- _Problem to work on_
Every line of the material below must be repeated exactly.

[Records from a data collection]
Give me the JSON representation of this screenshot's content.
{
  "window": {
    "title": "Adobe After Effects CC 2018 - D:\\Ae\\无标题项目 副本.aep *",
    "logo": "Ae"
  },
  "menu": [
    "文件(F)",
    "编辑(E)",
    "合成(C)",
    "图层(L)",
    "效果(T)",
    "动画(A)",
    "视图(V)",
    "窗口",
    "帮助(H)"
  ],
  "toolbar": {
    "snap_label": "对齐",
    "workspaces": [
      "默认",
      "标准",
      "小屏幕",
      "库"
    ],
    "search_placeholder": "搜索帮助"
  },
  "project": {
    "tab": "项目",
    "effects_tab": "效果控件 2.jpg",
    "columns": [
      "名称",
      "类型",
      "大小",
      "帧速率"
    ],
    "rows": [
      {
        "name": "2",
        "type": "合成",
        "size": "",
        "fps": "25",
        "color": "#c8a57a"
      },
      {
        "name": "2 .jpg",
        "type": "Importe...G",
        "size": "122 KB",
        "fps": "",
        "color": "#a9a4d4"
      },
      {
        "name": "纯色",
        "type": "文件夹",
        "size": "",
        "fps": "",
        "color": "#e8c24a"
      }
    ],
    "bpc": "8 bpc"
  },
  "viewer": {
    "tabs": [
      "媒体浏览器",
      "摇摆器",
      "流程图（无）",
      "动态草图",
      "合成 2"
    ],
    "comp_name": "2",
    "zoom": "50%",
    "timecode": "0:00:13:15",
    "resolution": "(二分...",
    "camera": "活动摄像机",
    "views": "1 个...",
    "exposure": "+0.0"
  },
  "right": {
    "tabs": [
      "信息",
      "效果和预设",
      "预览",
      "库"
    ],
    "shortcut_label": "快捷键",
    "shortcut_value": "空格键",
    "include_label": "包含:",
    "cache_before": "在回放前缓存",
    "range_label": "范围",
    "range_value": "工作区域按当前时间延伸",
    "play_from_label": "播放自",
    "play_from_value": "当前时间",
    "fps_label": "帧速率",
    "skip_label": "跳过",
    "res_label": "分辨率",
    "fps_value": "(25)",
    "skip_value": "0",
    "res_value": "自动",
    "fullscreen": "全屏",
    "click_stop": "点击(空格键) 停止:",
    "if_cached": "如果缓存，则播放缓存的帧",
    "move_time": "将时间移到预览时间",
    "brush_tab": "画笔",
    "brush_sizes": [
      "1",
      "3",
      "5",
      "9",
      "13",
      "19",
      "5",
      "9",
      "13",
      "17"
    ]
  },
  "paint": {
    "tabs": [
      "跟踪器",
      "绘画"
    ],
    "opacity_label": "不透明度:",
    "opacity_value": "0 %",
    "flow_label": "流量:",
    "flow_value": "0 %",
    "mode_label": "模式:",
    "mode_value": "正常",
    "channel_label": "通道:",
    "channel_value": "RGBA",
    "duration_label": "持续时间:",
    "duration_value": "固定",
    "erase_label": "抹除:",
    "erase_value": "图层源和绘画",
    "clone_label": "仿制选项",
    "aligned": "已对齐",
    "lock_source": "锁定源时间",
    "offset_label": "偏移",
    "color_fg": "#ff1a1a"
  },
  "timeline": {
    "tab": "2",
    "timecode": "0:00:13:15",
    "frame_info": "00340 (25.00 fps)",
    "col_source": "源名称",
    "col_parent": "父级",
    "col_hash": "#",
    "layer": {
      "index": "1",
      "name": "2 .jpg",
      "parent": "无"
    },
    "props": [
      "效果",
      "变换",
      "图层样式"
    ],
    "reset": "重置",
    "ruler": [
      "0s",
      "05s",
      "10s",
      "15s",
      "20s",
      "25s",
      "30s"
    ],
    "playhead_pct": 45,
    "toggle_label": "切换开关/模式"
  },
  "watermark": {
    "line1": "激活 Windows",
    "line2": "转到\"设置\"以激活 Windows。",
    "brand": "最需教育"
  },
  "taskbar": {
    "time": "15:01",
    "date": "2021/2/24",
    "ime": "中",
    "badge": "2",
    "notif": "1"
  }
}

- _Reply to the task_
Give me the JSON representation of this screenshot's content.
{
  "window": {
    "title": "Adobe After Effects CC 2018 - D:\\Ae\\无标题项目 副本.aep *",
    "logo": "Ae"
  },
  "menu": [
    "文件(F)",
    "编辑(E)",
    "合成(C)",
    "图层(L)",
    "效果(T)",
    "动画(A)",
    "视图(V)",
    "窗口",
    "帮助(H)"
  ],
  "toolbar": {
    "snap_label": "对齐",
    "workspaces": [
      "默认",
      "标准",
      "小屏幕",
      "库"
    ],
    "search_placeholder": "搜索帮助"
  },
  "project": {
    "tab": "项目",
    "effects_tab": "效果控件 2.jpg",
    "columns": [
      "名称",
      "类型",
      "大小",
      "帧速率"
    ],
    "rows": [
      {
        "name": "2",
        "type": "合成",
        "size": "",
        "fps": "25",
        "color": "#c8a57a"
      },
      {
        "name": "2 .jpg",
        "type": "Importe...G",
        "size": "122 KB",
        "fps": "",
        "color": "#a9a4d4"
      },
      {
        "name": "纯色",
        "type": "文件夹",
        "size": "",
        "fps": "",
        "color": "#e8c24a"
      }
    ],
    "bpc": "8 bpc"
  },
  "viewer": {
    "tabs": [
      "媒体浏览器",
      "摇摆器",
      "流程图（无）",
      "动态草图",
      "合成 2"
    ],
    "comp_name": "2",
    "zoom": "50%",
    "timecode": "0:00:13:15",
    "resolution": "(二分...",
    "camera": "活动摄像机",
    "views": "1 个...",
    "exposure": "+0.0"
  },
  "right": {
    "tabs": [
      "信息",
      "效果和预设",
      "预览",
      "库"
    ],
    "shortcut_label": "快捷键",
    "shortcut_value": "空格键",
    "include_label": "包含:",
    "cache_before": "在回放前缓存",
    "range_label": "范围",
    "range_value": "工作区域按当前时间延伸",
    "play_from_label": "播放自",
    "play_from_value": "当前时间",
    "fps_label": "帧速率",
    "skip_label": "跳过",
    "res_label": "分辨率",
    "fps_value": "(25)",
    "skip_value": "0",
    "res_value": "自动",
    "fullscreen": "全屏",
    "click_stop": "点击(空格键) 停止:",
    "if_cached": "如果缓存，则播放缓存的帧",
    "move_time": "将时间移到预览时间",
    "brush_tab": "画笔",
    "brush_sizes": [
      "1",
      "3",
      "5",
      "9",
      "13",
      "19",
      "5",
      "9",
      "13",
      "17"
    ]
  },
  "paint": {
    "tabs": [
      "跟踪器",
      "绘画"
    ],
    "opacity_label": "不透明度:",
    "opacity_value": "0 %",
    "flow_label": "流量:",
    "flow_value": "0 %",
    "mode_label": "模式:",
    "mode_value": "正常",
    "channel_label": "通道:",
    "channel_value": "RGBA",
    "duration_label": "持续时间:",
    "duration_value": "固定",
    "erase_label": "抹除:",
    "erase_value": "图层源和绘画",
    "clone_label": "仿制选项",
    "aligned": "已对齐",
    "lock_source": "锁定源时间",
    "offset_label": "偏移",
    "color_fg": "#ff1a1a"
  },
  "timeline": {
    "tab": "2",
    "timecode": "0:00:13:15",
    "frame_info": "00340 (25.00 fps)",
    "col_source": "源名称",
    "col_parent": "父级",
    "col_hash": "#",
    "layer": {
      "index": "1",
      "name": "2 .jpg",
      "parent": "无"
    },
    "props": [
      "效果",
      "变换",
      "图层样式"
    ],
    "reset": "重置",
    "ruler": [
      "0s",
      "05s",
      "10s",
      "15s",
      "20s",
      "25s",
      "30s"
    ],
    "playhead_pct": 45,
    "toggle_label": "切换开关/模式"
  },
  "watermark": {
    "line1": "激活 Windows",
    "line2": "转到\"设置\"以激活 Windows。",
    "brand": "最需教育"
  },
  "taskbar": {
    "time": "15:01",
    "date": "2021/2/24",
    "ime": "中",
    "badge": "2",
    "notif": "1"
  }
}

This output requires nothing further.